Records from a dataset:
********

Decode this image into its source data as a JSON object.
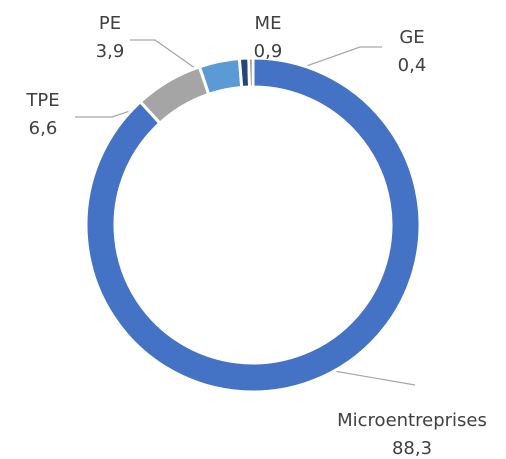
{
  "chart_data": {
    "type": "donut",
    "categories": [
      "Microentreprises",
      "TPE",
      "PE",
      "ME",
      "GE"
    ],
    "values": [
      88.3,
      6.6,
      3.9,
      0.9,
      0.4
    ],
    "value_labels": [
      "88,3",
      "6,6",
      "3,9",
      "0,9",
      "0,4"
    ],
    "colors": [
      "#4472c4",
      "#a5a5a5",
      "#5b9bd5",
      "#264478",
      "#636363"
    ]
  }
}
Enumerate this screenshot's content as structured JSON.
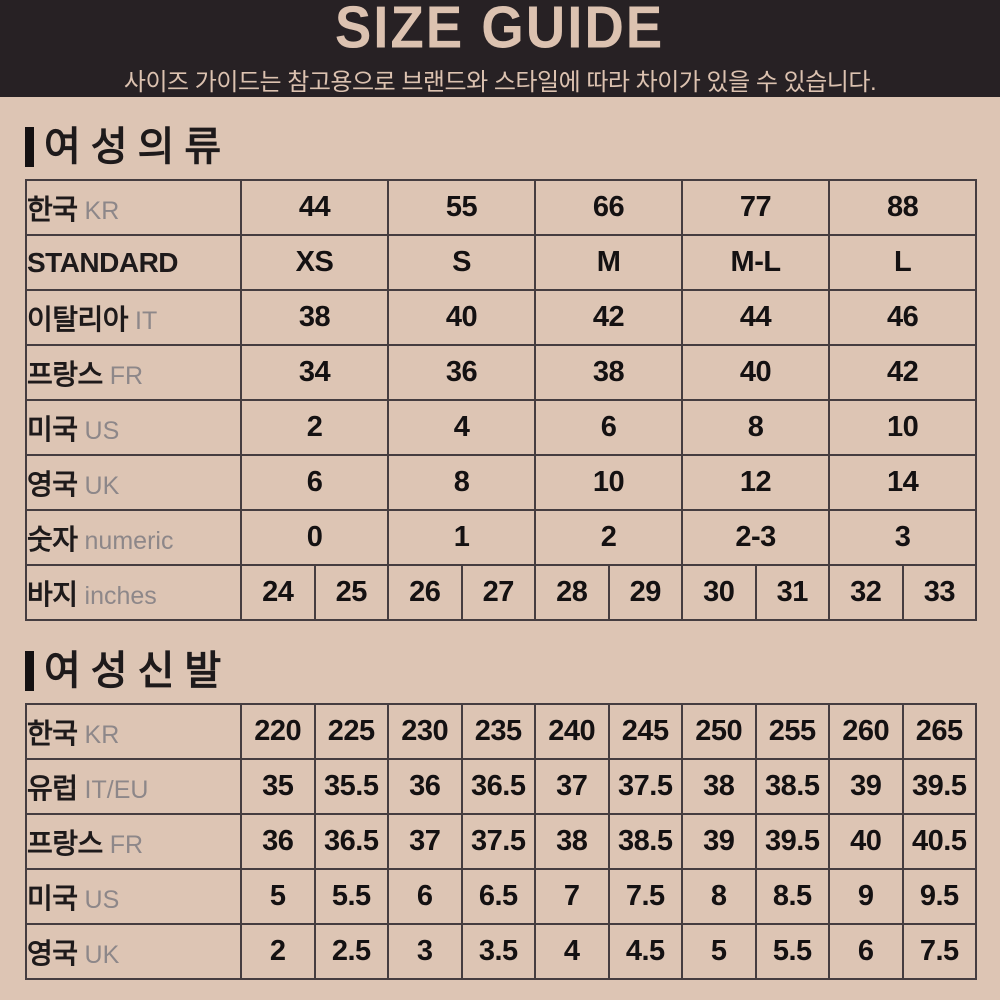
{
  "header": {
    "title": "SIZE GUIDE",
    "subtitle": "사이즈 가이드는 참고용으로 브랜드와 스타일에 따라 차이가 있을 수 있습니다."
  },
  "colors": {
    "page_bg": "#ddc5b4",
    "header_bg": "#272124",
    "header_text": "#dcc2b0",
    "table_border": "#453d40",
    "label_text": "#1e1a1b",
    "sublabel_text": "#8d8789",
    "value_text": "#141112"
  },
  "sections": [
    {
      "id": "women-clothing",
      "title": "여성의류",
      "table": {
        "rows": [
          {
            "label": "한국",
            "sublabel": "KR",
            "span": 2,
            "cells": [
              "44",
              "55",
              "66",
              "77",
              "88"
            ]
          },
          {
            "label": "STANDARD",
            "sublabel": "",
            "span": 2,
            "cells": [
              "XS",
              "S",
              "M",
              "M-L",
              "L"
            ]
          },
          {
            "label": "이탈리아",
            "sublabel": "IT",
            "span": 2,
            "cells": [
              "38",
              "40",
              "42",
              "44",
              "46"
            ]
          },
          {
            "label": "프랑스",
            "sublabel": "FR",
            "span": 2,
            "cells": [
              "34",
              "36",
              "38",
              "40",
              "42"
            ]
          },
          {
            "label": "미국",
            "sublabel": "US",
            "span": 2,
            "cells": [
              "2",
              "4",
              "6",
              "8",
              "10"
            ]
          },
          {
            "label": "영국",
            "sublabel": "UK",
            "span": 2,
            "cells": [
              "6",
              "8",
              "10",
              "12",
              "14"
            ]
          },
          {
            "label": "숫자",
            "sublabel": "numeric",
            "span": 2,
            "cells": [
              "0",
              "1",
              "2",
              "2-3",
              "3"
            ]
          },
          {
            "label": "바지",
            "sublabel": "inches",
            "span": 1,
            "cells": [
              "24",
              "25",
              "26",
              "27",
              "28",
              "29",
              "30",
              "31",
              "32",
              "33"
            ]
          }
        ]
      }
    },
    {
      "id": "women-shoes",
      "title": "여성신발",
      "table": {
        "rows": [
          {
            "label": "한국",
            "sublabel": "KR",
            "span": 1,
            "cells": [
              "220",
              "225",
              "230",
              "235",
              "240",
              "245",
              "250",
              "255",
              "260",
              "265"
            ]
          },
          {
            "label": "유럽",
            "sublabel": "IT/EU",
            "span": 1,
            "cells": [
              "35",
              "35.5",
              "36",
              "36.5",
              "37",
              "37.5",
              "38",
              "38.5",
              "39",
              "39.5"
            ]
          },
          {
            "label": "프랑스",
            "sublabel": "FR",
            "span": 1,
            "cells": [
              "36",
              "36.5",
              "37",
              "37.5",
              "38",
              "38.5",
              "39",
              "39.5",
              "40",
              "40.5"
            ]
          },
          {
            "label": "미국",
            "sublabel": "US",
            "span": 1,
            "cells": [
              "5",
              "5.5",
              "6",
              "6.5",
              "7",
              "7.5",
              "8",
              "8.5",
              "9",
              "9.5"
            ]
          },
          {
            "label": "영국",
            "sublabel": "UK",
            "span": 1,
            "cells": [
              "2",
              "2.5",
              "3",
              "3.5",
              "4",
              "4.5",
              "5",
              "5.5",
              "6",
              "7.5"
            ]
          }
        ]
      }
    }
  ]
}
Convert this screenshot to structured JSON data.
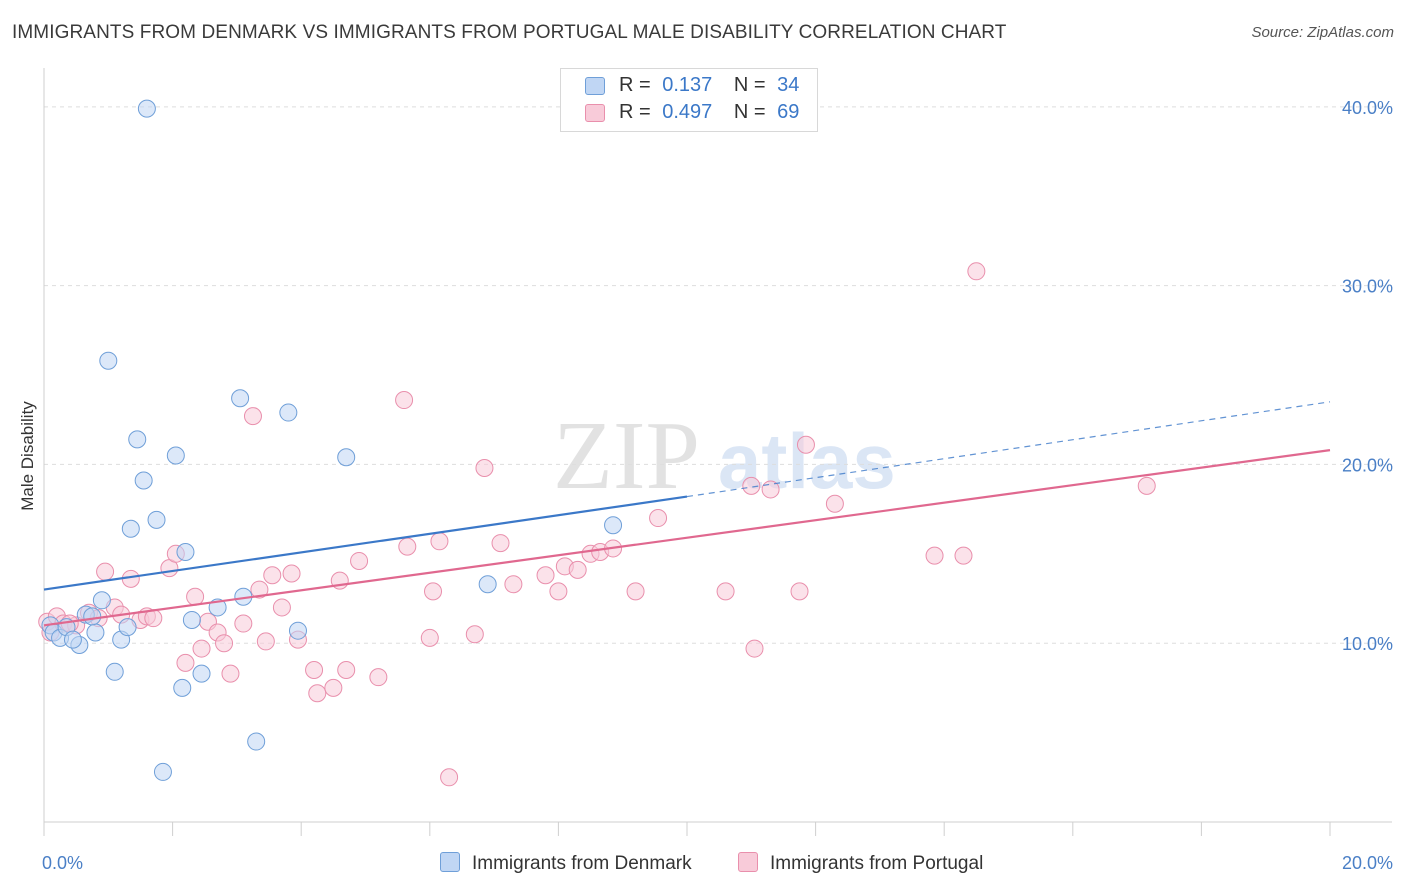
{
  "title": "IMMIGRANTS FROM DENMARK VS IMMIGRANTS FROM PORTUGAL MALE DISABILITY CORRELATION CHART",
  "source": "Source: ZipAtlas.com",
  "watermark": {
    "zip": "ZIP",
    "atlas": "atlas"
  },
  "colors": {
    "denmark_fill": "#c0d6f4",
    "denmark_stroke": "#6f9fd8",
    "denmark_line": "#3b78c8",
    "portugal_fill": "#f8cbd9",
    "portugal_stroke": "#e98fac",
    "portugal_line": "#e0688f",
    "axis_text": "#4a7fc6",
    "grid": "#dddddd"
  },
  "legend_top": [
    {
      "r_label": "R =",
      "r_value": "0.137",
      "n_label": "N =",
      "n_value": "34"
    },
    {
      "r_label": "R =",
      "r_value": "0.497",
      "n_label": "N =",
      "n_value": "69"
    }
  ],
  "chart_data": {
    "type": "scatter",
    "title": "IMMIGRANTS FROM DENMARK VS IMMIGRANTS FROM PORTUGAL MALE DISABILITY CORRELATION CHART",
    "xlabel": "",
    "ylabel": "Male Disability",
    "xlim": [
      0,
      20
    ],
    "ylim": [
      0,
      41.5
    ],
    "x_tick_labels": [
      "0.0%",
      "20.0%"
    ],
    "y_ticks": [
      10,
      20,
      30,
      40
    ],
    "y_tick_labels": [
      "10.0%",
      "20.0%",
      "30.0%",
      "40.0%"
    ],
    "grid": true,
    "legend_position": "bottom-center",
    "series": [
      {
        "name": "Immigrants from Denmark",
        "points": [
          [
            0.1,
            11.0
          ],
          [
            0.15,
            10.6
          ],
          [
            0.25,
            10.3
          ],
          [
            0.35,
            10.9
          ],
          [
            0.55,
            9.9
          ],
          [
            0.65,
            11.6
          ],
          [
            0.8,
            10.6
          ],
          [
            0.9,
            12.4
          ],
          [
            1.0,
            25.8
          ],
          [
            1.1,
            8.4
          ],
          [
            1.2,
            10.2
          ],
          [
            1.3,
            10.9
          ],
          [
            1.35,
            16.4
          ],
          [
            1.45,
            21.4
          ],
          [
            1.55,
            19.1
          ],
          [
            1.6,
            39.9
          ],
          [
            1.75,
            16.9
          ],
          [
            1.85,
            2.8
          ],
          [
            2.05,
            20.5
          ],
          [
            2.15,
            7.5
          ],
          [
            2.2,
            15.1
          ],
          [
            2.3,
            11.3
          ],
          [
            2.45,
            8.3
          ],
          [
            2.7,
            12.0
          ],
          [
            3.05,
            23.7
          ],
          [
            3.1,
            12.6
          ],
          [
            3.3,
            4.5
          ],
          [
            3.8,
            22.9
          ],
          [
            3.95,
            10.7
          ],
          [
            4.7,
            20.4
          ],
          [
            6.9,
            13.3
          ],
          [
            8.85,
            16.6
          ],
          [
            0.45,
            10.2
          ],
          [
            0.75,
            11.5
          ]
        ],
        "trend": {
          "x": [
            0,
            10
          ],
          "y": [
            13.0,
            18.2
          ],
          "dashed_to": [
            20,
            23.5
          ]
        }
      },
      {
        "name": "Immigrants from Portugal",
        "points": [
          [
            0.05,
            11.2
          ],
          [
            0.1,
            10.6
          ],
          [
            0.2,
            11.5
          ],
          [
            0.3,
            11.1
          ],
          [
            0.5,
            11.0
          ],
          [
            0.7,
            11.7
          ],
          [
            0.85,
            11.4
          ],
          [
            0.95,
            14.0
          ],
          [
            1.1,
            12.0
          ],
          [
            1.2,
            11.6
          ],
          [
            1.35,
            13.6
          ],
          [
            1.5,
            11.3
          ],
          [
            1.6,
            11.5
          ],
          [
            1.7,
            11.4
          ],
          [
            1.95,
            14.2
          ],
          [
            2.05,
            15.0
          ],
          [
            2.2,
            8.9
          ],
          [
            2.35,
            12.6
          ],
          [
            2.45,
            9.7
          ],
          [
            2.55,
            11.2
          ],
          [
            2.7,
            10.6
          ],
          [
            2.8,
            10.0
          ],
          [
            2.9,
            8.3
          ],
          [
            3.1,
            11.1
          ],
          [
            3.25,
            22.7
          ],
          [
            3.35,
            13.0
          ],
          [
            3.45,
            10.1
          ],
          [
            3.55,
            13.8
          ],
          [
            3.7,
            12.0
          ],
          [
            3.85,
            13.9
          ],
          [
            3.95,
            10.2
          ],
          [
            4.2,
            8.5
          ],
          [
            4.25,
            7.2
          ],
          [
            4.5,
            7.5
          ],
          [
            4.6,
            13.5
          ],
          [
            4.7,
            8.5
          ],
          [
            4.9,
            14.6
          ],
          [
            5.2,
            8.1
          ],
          [
            5.6,
            23.6
          ],
          [
            5.65,
            15.4
          ],
          [
            6.05,
            12.9
          ],
          [
            6.0,
            10.3
          ],
          [
            6.15,
            15.7
          ],
          [
            6.3,
            2.5
          ],
          [
            6.7,
            10.5
          ],
          [
            6.85,
            19.8
          ],
          [
            7.1,
            15.6
          ],
          [
            7.3,
            13.3
          ],
          [
            7.8,
            13.8
          ],
          [
            8.0,
            12.9
          ],
          [
            8.1,
            14.3
          ],
          [
            8.3,
            14.1
          ],
          [
            8.5,
            15.0
          ],
          [
            8.65,
            15.1
          ],
          [
            8.85,
            15.3
          ],
          [
            9.2,
            12.9
          ],
          [
            9.55,
            17.0
          ],
          [
            10.6,
            12.9
          ],
          [
            11.0,
            18.8
          ],
          [
            11.05,
            9.7
          ],
          [
            11.3,
            18.6
          ],
          [
            11.75,
            12.9
          ],
          [
            11.85,
            21.1
          ],
          [
            12.3,
            17.8
          ],
          [
            13.85,
            14.9
          ],
          [
            14.3,
            14.9
          ],
          [
            14.5,
            30.8
          ],
          [
            17.15,
            18.8
          ],
          [
            0.4,
            11.1
          ]
        ],
        "trend": {
          "x": [
            0,
            20
          ],
          "y": [
            11.0,
            20.8
          ]
        }
      }
    ]
  }
}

********

### [TASK DETAILS]
Pick out each line containing the string "source" and copy it.

### [COMPLETE OUTPUT]
Decode this image into its source data as a JSON object.
  "source": "Source: ZipAtlas.com",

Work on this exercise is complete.